++++ Excerpt to read

Talent.com
Distinguished Software Architect - Deep Learning and HPC Communications

Distinguished Software Architect - Deep Learning and HPC Communications

NVIDIASanta Clara, CA, United States
1 day ago
Job type
  • Full-time
Job description

NVIDIA is leading the way in groundbreaking developments in Artificial Intelligence, High Performance Computing and Visualization. The GPU, our invention, serves as the visual cortex of modern computers and is at the heart of our products and services. Our work opens up new universes to explore, enables amazing creativity and discovery, and powers what were once science fiction inventions from artificial intelligence to autonomous cars.

We are the GPU Communications Libraries and Networking team at NVIDIA. We deliver communication libraries like NCCL, NVSHMEM, UCX for Deep Learning and HPC. We are looking for a Distinguished Software Architect to help co-design our next generation data center platforms. DL and HPC applications have a huge compute demand already and run on scales which go up to tens of thousands of GPUs. The GPUs are connected with high-speed interconnects (eg. NVLink, PCIe) within a node and with high-speed networking (eg. Infiniband, Ethernet) across the nodes. Communication performance between the GPUs has a direct impact on the end-to-end application performance; and the stakes are even higher at huge scales! This is an outstanding opportunity to push the limits on the state-of-the-art and deliver platforms the world has never seen before. Are you ready to contribute to the development of innovative technologies and help realize NVIDIA's vision?

What you will be doing :

Research new communication technologies (e.g. expand the GPUDirect technology portfolio) and design new features for our communication libraries

Propose innovative solutions in HW and SW for our next-gen platforms. You will co-design these solutions with the GPU, Networking, and SW architects and ensure seamless integration with the software stacks

Inspire changes based on quantitative data coming from proof-of-concepts or detailed technical analysis / modeling

Drive the adoption of new communication technologies across application verticals

Keep up with the latest DL research and collaborate with diverse teams (internal and external), including DL researchers, and customers

What we need to see :

PHD in Computer Science, Computer Engineering or related field or strong equivalent experience; 15+ years of relevant experience in academia or the industry

Expert in following areas : HPC, parallel programming models (MPI, SHMEM), at least one communication runtime (MPI, NCCL, NVSHMEM, OpenSHMEM, UCX, UCC), computer and system architecture, GPU architecture and CUDA

Deep understanding of various aspects of high performance networking from prior work experience : network technologies (Infiniband, Ethernet), network design, network topologies, network debug and performance analysis

Strong in at least a few of these areas : ML / DL fundamentals and how they tie to communications, parallel algorithms, fault tolerance and resiliency, competitive assessments, performance analysis and optimizations for parallel applications on large clusters, developing applications using DL Frameworks (PyTorch, TensorFlow)

++++++++

Task 1: Which communication libraries does the team described in the job posting above deliver?
Task 2: Reproduce the part of the job posting starting at "NVIDIASanta Clara, CA, United" and ending at "to autonomous cars.".

++++ Information supplied

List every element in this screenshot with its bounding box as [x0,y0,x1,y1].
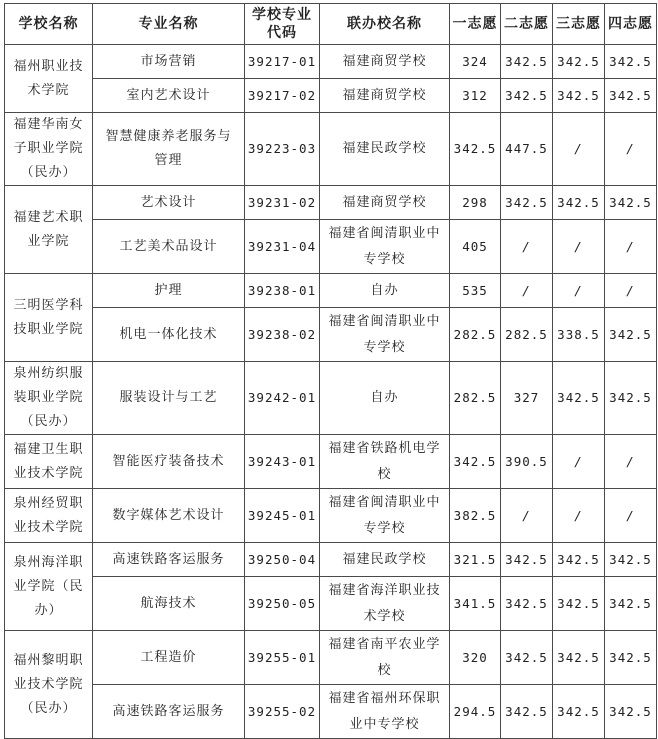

++++++++

Full response 1: NCCL, NVSHMEM, and UCX.

Full response 2:
NVIDIASanta Clara, CA, United States
1 day ago
Job type
  • Full-time
Job description

NVIDIA is leading the way in groundbreaking developments in Artificial Intelligence, High Performance Computing and Visualization. The GPU, our invention, serves as the visual cortex of modern computers and is at the heart of our products and services. Our work opens up new universes to explore, enables amazing creativity and discovery, and powers what were once science fiction inventions from artificial intelligence to autonomous cars.